WHAT YOU WILL DO:
Find each line holding "absorbs" and copy it out.

---*---

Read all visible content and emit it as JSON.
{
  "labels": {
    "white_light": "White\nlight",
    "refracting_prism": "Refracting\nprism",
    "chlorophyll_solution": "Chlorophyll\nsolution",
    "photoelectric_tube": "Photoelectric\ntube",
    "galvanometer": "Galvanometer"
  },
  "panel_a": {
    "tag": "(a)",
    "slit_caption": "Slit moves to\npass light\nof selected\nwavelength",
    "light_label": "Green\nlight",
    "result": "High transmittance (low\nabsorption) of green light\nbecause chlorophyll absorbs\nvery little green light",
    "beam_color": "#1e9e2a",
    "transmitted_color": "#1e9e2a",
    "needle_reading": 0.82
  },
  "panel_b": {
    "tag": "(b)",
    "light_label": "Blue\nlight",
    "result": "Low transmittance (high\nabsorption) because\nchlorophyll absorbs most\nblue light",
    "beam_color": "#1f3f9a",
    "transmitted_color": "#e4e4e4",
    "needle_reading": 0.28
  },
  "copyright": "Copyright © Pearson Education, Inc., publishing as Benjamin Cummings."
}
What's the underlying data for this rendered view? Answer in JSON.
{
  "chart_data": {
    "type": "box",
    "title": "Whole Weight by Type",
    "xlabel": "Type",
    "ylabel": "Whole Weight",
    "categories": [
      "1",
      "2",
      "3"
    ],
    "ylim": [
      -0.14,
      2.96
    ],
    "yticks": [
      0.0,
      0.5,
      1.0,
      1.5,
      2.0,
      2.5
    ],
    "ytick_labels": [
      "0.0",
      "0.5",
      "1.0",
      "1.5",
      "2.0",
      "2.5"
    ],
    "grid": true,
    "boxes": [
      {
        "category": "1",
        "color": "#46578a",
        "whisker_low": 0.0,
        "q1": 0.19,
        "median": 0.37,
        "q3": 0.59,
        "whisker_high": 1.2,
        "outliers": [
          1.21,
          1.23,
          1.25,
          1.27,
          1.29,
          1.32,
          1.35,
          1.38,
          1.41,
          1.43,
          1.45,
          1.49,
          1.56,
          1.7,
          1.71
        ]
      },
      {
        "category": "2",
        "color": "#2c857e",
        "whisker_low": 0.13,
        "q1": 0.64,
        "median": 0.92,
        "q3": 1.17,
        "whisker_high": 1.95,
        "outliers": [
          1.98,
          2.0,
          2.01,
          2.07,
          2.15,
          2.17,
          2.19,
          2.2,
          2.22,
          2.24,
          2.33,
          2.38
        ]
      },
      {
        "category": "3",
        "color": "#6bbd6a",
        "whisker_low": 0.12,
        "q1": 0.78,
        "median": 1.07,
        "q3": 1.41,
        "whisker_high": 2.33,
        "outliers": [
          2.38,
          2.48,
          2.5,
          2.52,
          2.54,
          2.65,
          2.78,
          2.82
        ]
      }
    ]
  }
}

---*---

THE ANSWER:
    "result": "High transmittance (low\nabsorption) of green light\nbecause chlorophyll absorbs\nvery little green light",
    "result": "Low transmittance (high\nabsorption) because\nchlorophyll absorbs most\nblue light",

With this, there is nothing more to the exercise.